> **ÉNONCÉ DE L'EXERCICE**: Reproduisez mot pour mot le passage de l'extrait sur la promesse unilatérale de vente qui va de « Le premier juge, par » jusqu'à « délai initialement prévu. » inclus.

> **EXTRAIT CHOISI**:
********

Il convient de lui en donner acte.
La SCI la prairie, bénéficiaire de la promesse unilatérale de vente, a déposé la demande de permis de construire le 26 septembre 2006, soit avant le délai contractuel du 1er octobre 2006 ainsi qu'il résulte du récépissé délivré par la commune [Localité 4].
La transmission de ce récépissé au promettant ne constituait pas, aux termes de la promesse unilatérale de vente, une obligation dont le défaut entraînait la réalisation de la condition suspensive.
Cette promesse a été consentie sous la condition suspensive d'obtention par le bénéficiaire, au plus tard le 15 juin 2007, d'un permis de construire valant division sur l'assiette de la parcelle vendue lui permettant de réaliser un groupe d'habitations.
Le premier juge, par des motifs pertinents que la cour approuve, a constaté que la SCI la prairie avait tout mis en 'uvre pour obtenir le permis dans le délai convenu, que le permis n'a pas été obtenu avant le délai contractuel du 15 juin 2007, que cependant la SCI a clairement manifesté son intention de poursuivre la réalisation de son projet immobilier et que les parties ont eu la volonté de maintenir leurs relations renonçant ainsi tacitement au délai initialement prévu.
En effet l'instruction de la demande de permis de construire déposée le 26 septembre 2006 a subi des retards non imputables à la SCI la prairie puisque la commune lui indiquait le 11 janvier 2007 que cette demande ne pourrait recevoir un avis favorable tant que le plan local d'urbanisme n'était pas approuvé et le 14 mai 2007 que la validité de ce plan devrait être connue dans le courant du mois de juin.
Le notaire de la SCI a tenu informé de ces difficultés le notaire de Monsieur [S] par courrier du 15 janvier 2007.
Le plan local d'urbanisme a été approuvé le 1er juin 2007 et la SCI la prairie a dû déposer des pièces complémentaires le 24 septembre 2007, manifestant ainsi sans équivoque son intention de poursuivre la réalisation de son projet immobilier.
Par ailleurs elle n'a exigé la restitution de l'indemnité d'immobilisation que par courrier recommandé du 8 janvier 2009, après la réception du permis le 9 janvier 2008 et sa tentative d'obtenir des propriétaires des parcelles voisines une servitude d'écoulement des eaux pluviales, démontrant ainsi qu'elle n'avait pas l'intention de se prévaloir de l'absence de réalisation de la condition suspensive dès le délai contractuel du 15 juin 2007.
De son côté Monsieur [S], demeuré taisant, a tacitement accepté la prorogation, sans terme fixe, du délai de validité de la promesse unilatérale de vente.
En l'absence de délai pour lever l'option l'engagement de Monsieur [S] sous condition suspensive devait subsister jusqu'à la réalisation ou la défaillance de cette condition.

********

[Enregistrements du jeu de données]
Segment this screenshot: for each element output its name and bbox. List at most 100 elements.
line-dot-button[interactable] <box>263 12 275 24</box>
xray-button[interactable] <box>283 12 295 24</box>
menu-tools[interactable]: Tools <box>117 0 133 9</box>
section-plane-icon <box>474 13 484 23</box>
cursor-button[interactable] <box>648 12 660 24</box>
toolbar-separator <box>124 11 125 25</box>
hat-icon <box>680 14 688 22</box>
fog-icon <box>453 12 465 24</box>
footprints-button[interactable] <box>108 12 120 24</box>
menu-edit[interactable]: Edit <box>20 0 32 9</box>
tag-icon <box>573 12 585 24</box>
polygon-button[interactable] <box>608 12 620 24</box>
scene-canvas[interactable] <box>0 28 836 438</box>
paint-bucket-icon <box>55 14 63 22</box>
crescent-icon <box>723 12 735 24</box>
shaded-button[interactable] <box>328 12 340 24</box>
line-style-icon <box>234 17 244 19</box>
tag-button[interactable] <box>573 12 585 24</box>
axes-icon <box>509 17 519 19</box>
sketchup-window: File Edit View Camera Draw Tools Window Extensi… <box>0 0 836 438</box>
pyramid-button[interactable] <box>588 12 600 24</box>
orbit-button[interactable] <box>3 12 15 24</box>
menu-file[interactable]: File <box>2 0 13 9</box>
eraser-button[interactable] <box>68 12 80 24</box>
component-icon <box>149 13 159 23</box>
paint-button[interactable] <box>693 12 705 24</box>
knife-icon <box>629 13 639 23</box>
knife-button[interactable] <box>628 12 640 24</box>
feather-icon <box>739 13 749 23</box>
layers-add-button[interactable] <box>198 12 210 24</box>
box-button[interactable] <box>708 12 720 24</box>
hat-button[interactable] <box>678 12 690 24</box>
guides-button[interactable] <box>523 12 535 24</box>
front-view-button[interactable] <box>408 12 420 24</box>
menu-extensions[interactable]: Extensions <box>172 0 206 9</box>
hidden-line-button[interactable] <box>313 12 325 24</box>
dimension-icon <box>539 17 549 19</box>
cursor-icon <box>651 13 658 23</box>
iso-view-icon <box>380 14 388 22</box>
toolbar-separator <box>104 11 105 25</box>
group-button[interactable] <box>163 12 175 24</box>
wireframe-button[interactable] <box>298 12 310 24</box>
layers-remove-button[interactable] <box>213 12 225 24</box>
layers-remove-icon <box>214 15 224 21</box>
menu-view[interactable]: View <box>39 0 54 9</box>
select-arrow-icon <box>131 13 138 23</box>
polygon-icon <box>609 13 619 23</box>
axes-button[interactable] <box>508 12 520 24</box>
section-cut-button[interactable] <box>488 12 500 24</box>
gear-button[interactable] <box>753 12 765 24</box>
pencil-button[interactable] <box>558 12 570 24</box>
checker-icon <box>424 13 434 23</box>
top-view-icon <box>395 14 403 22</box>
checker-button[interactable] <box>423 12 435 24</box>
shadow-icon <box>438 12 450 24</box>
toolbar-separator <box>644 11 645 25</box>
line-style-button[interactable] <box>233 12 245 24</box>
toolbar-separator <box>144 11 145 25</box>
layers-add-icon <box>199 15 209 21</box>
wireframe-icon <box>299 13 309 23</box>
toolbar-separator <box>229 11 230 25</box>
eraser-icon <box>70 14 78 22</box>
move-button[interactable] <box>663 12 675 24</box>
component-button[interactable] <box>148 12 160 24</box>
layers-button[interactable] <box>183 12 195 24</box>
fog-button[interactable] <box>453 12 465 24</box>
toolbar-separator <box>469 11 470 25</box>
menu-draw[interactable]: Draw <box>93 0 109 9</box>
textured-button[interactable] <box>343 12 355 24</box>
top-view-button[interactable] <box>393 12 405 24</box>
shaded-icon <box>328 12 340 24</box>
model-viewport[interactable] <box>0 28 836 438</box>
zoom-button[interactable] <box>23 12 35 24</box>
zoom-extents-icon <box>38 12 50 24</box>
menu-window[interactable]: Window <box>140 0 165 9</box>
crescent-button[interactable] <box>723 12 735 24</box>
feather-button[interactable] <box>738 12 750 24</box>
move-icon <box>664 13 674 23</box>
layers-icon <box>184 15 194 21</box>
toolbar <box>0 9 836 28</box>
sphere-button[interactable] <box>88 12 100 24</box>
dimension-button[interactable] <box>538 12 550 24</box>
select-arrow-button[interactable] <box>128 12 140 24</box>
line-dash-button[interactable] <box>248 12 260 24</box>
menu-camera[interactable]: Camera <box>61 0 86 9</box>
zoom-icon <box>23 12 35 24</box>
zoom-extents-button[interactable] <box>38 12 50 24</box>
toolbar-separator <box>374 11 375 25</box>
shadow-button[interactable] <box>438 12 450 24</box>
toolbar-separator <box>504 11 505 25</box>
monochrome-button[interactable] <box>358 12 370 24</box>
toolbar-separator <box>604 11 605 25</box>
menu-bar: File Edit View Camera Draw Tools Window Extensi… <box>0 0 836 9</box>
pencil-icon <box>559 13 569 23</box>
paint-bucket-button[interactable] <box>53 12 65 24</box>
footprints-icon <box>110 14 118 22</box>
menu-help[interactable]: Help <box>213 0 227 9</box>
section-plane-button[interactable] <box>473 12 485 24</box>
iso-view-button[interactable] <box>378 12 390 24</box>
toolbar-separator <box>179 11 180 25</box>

********

> **RÉPONSE RÉDIGÉE**:
Le premier juge, par des motifs pertinents que la cour approuve, a constaté que la SCI la prairie avait tout mis en 'uvre pour obtenir le permis dans le délai convenu, que le permis n'a pas été obtenu avant le délai contractuel du 15 juin 2007, que cependant la SCI a clairement manifesté son intention de poursuivre la réalisation de son projet immobilier et que les parties ont eu la volonté de maintenir leurs relations renonçant ainsi tacitement au délai initialement prévu.